Task material:
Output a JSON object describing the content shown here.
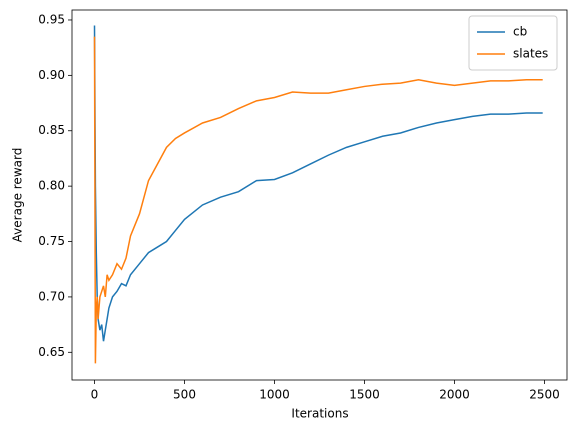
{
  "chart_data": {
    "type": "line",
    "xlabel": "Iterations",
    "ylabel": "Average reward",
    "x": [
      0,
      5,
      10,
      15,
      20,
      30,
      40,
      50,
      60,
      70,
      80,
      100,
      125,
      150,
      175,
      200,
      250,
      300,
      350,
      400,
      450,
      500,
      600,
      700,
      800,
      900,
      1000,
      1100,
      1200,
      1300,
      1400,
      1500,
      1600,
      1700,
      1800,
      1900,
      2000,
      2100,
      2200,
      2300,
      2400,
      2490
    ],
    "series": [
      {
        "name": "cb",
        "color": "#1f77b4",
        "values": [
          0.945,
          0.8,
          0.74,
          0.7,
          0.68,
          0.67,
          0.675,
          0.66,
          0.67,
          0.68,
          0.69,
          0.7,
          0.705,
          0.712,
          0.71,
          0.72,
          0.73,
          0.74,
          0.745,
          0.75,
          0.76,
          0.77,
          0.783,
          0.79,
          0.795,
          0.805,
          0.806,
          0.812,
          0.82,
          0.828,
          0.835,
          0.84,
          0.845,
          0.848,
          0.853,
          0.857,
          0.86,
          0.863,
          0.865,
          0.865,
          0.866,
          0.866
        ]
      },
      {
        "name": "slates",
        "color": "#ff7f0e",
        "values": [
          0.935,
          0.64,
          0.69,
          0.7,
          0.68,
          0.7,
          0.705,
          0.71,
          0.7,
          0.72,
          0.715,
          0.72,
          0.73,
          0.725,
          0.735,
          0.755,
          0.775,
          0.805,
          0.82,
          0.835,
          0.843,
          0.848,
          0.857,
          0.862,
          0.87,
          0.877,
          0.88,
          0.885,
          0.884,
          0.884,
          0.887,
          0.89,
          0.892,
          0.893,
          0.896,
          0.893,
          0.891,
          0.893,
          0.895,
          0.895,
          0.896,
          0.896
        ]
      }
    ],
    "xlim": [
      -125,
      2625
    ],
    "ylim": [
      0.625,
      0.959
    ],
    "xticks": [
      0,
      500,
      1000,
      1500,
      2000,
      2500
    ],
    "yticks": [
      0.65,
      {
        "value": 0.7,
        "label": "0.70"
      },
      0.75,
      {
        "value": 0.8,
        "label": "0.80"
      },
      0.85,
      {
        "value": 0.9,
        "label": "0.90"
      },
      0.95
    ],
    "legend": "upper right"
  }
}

Required task: Extract the full listing exactly, with the pictures left out.

Final result:
Output a JSON object describing the content shown here.
{
  "chart_data": {
    "type": "line",
    "xlabel": "Iterations",
    "ylabel": "Average reward",
    "x": [
      0,
      5,
      10,
      15,
      20,
      30,
      40,
      50,
      60,
      70,
      80,
      100,
      125,
      150,
      175,
      200,
      250,
      300,
      350,
      400,
      450,
      500,
      600,
      700,
      800,
      900,
      1000,
      1100,
      1200,
      1300,
      1400,
      1500,
      1600,
      1700,
      1800,
      1900,
      2000,
      2100,
      2200,
      2300,
      2400,
      2490
    ],
    "series": [
      {
        "name": "cb",
        "color": "#1f77b4",
        "values": [
          0.945,
          0.8,
          0.74,
          0.7,
          0.68,
          0.67,
          0.675,
          0.66,
          0.67,
          0.68,
          0.69,
          0.7,
          0.705,
          0.712,
          0.71,
          0.72,
          0.73,
          0.74,
          0.745,
          0.75,
          0.76,
          0.77,
          0.783,
          0.79,
          0.795,
          0.805,
          0.806,
          0.812,
          0.82,
          0.828,
          0.835,
          0.84,
          0.845,
          0.848,
          0.853,
          0.857,
          0.86,
          0.863,
          0.865,
          0.865,
          0.866,
          0.866
        ]
      },
      {
        "name": "slates",
        "color": "#ff7f0e",
        "values": [
          0.935,
          0.64,
          0.69,
          0.7,
          0.68,
          0.7,
          0.705,
          0.71,
          0.7,
          0.72,
          0.715,
          0.72,
          0.73,
          0.725,
          0.735,
          0.755,
          0.775,
          0.805,
          0.82,
          0.835,
          0.843,
          0.848,
          0.857,
          0.862,
          0.87,
          0.877,
          0.88,
          0.885,
          0.884,
          0.884,
          0.887,
          0.89,
          0.892,
          0.893,
          0.896,
          0.893,
          0.891,
          0.893,
          0.895,
          0.895,
          0.896,
          0.896
        ]
      }
    ],
    "xlim": [
      -125,
      2625
    ],
    "ylim": [
      0.625,
      0.959
    ],
    "xticks": [
      0,
      500,
      1000,
      1500,
      2000,
      2500
    ],
    "yticks": [
      0.65,
      {
        "value": 0.7,
        "label": "0.70"
      },
      0.75,
      {
        "value": 0.8,
        "label": "0.80"
      },
      0.85,
      {
        "value": 0.9,
        "label": "0.90"
      },
      0.95
    ],
    "legend": "upper right"
  }
}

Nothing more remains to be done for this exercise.